Records from a collection:
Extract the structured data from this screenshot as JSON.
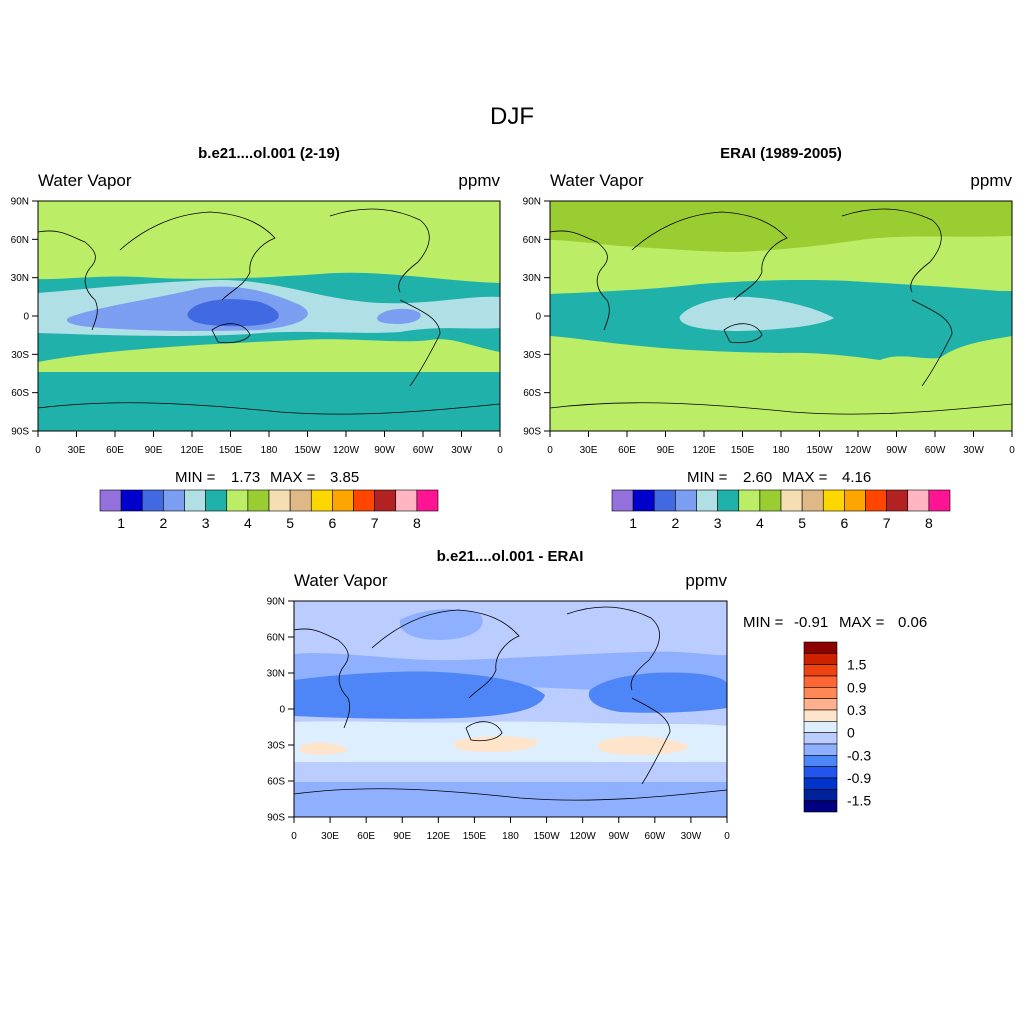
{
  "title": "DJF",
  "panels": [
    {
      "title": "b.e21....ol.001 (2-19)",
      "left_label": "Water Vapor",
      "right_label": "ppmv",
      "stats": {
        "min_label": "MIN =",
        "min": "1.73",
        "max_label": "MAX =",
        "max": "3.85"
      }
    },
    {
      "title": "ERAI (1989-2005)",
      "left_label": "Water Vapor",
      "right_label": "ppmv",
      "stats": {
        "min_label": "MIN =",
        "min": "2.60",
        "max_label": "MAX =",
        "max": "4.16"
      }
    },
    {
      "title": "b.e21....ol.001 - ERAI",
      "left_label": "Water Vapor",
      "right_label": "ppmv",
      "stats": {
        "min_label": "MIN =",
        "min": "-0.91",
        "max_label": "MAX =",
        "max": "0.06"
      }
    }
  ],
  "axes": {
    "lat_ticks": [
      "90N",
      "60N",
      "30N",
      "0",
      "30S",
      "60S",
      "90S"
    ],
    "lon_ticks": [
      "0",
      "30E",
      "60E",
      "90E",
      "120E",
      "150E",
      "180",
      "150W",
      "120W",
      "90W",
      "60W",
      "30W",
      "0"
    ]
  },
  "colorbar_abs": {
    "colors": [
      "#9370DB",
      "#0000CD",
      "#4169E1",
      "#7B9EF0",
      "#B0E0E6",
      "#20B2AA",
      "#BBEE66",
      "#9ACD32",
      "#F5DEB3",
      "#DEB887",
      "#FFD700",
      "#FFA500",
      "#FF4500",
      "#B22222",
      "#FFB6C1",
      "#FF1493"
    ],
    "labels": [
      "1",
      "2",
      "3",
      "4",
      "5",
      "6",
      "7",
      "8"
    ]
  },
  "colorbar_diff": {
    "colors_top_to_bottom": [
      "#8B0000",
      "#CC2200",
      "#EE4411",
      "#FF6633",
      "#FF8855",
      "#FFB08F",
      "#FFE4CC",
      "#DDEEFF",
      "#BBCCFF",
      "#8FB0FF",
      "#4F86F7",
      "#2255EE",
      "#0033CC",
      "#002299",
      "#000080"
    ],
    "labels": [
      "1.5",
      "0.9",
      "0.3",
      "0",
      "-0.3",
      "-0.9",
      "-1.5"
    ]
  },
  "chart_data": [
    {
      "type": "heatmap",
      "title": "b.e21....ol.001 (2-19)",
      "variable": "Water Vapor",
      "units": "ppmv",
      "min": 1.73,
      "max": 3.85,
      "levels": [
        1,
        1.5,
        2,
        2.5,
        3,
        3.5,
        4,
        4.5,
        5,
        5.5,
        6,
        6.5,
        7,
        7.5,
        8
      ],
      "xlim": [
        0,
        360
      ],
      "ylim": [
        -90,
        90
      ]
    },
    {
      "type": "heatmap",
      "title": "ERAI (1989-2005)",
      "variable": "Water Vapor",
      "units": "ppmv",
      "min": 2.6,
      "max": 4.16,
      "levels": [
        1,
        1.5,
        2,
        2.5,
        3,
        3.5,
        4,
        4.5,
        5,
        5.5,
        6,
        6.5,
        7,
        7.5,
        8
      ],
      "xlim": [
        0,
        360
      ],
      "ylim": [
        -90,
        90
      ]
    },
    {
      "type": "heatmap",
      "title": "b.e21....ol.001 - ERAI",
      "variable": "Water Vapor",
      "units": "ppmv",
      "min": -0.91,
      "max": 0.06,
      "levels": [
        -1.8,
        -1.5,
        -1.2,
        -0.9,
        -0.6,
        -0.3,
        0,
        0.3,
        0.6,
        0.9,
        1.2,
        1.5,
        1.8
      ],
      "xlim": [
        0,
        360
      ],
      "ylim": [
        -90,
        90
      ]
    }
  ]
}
* * *
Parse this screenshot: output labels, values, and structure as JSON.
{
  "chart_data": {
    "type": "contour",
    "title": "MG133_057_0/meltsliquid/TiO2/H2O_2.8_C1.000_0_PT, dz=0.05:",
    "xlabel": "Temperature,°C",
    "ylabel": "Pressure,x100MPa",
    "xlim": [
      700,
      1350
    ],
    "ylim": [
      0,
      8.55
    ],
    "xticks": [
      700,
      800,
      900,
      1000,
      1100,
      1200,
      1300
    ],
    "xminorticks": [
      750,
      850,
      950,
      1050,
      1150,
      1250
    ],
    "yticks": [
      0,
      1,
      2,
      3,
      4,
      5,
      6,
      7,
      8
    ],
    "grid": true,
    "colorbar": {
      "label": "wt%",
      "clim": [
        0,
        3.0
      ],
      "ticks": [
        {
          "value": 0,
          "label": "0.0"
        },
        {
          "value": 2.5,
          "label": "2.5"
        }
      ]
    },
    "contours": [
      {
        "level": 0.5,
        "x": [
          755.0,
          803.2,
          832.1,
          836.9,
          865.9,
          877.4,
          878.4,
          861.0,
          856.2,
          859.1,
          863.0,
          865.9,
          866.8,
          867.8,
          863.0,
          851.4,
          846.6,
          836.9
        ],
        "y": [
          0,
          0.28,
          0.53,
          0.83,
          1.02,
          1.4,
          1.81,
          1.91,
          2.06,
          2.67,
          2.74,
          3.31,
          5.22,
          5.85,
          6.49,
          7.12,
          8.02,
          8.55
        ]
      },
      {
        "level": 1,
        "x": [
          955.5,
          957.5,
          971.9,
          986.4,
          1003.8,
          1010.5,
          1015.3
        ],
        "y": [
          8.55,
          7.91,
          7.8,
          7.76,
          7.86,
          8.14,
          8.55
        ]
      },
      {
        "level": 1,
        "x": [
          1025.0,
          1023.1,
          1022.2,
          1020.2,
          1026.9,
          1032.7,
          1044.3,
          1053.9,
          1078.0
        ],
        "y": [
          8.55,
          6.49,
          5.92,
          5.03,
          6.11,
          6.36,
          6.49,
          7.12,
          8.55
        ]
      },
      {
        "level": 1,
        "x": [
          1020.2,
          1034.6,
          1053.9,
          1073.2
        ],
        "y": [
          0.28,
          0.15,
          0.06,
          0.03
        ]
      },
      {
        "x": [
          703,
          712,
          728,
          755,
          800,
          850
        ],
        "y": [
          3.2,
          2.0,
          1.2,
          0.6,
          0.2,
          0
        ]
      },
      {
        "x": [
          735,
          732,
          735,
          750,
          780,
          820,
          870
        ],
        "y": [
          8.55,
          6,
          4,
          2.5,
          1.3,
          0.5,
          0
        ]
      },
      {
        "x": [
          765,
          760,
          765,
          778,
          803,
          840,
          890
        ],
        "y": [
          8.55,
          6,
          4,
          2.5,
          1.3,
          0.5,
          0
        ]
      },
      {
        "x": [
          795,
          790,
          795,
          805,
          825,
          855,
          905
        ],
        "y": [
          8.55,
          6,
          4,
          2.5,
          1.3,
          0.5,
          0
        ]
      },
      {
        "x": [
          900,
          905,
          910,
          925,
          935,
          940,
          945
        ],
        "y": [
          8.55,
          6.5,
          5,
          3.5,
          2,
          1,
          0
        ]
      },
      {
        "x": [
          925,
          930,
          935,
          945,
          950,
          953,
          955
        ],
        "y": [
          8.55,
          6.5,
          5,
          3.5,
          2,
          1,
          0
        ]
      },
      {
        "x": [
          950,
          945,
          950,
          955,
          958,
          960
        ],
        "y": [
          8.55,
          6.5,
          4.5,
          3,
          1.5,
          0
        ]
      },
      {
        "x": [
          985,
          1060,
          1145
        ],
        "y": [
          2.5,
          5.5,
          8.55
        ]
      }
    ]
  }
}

Set task ▸ Give nothing but the number of lines containing the string "this".

The output ▸ 2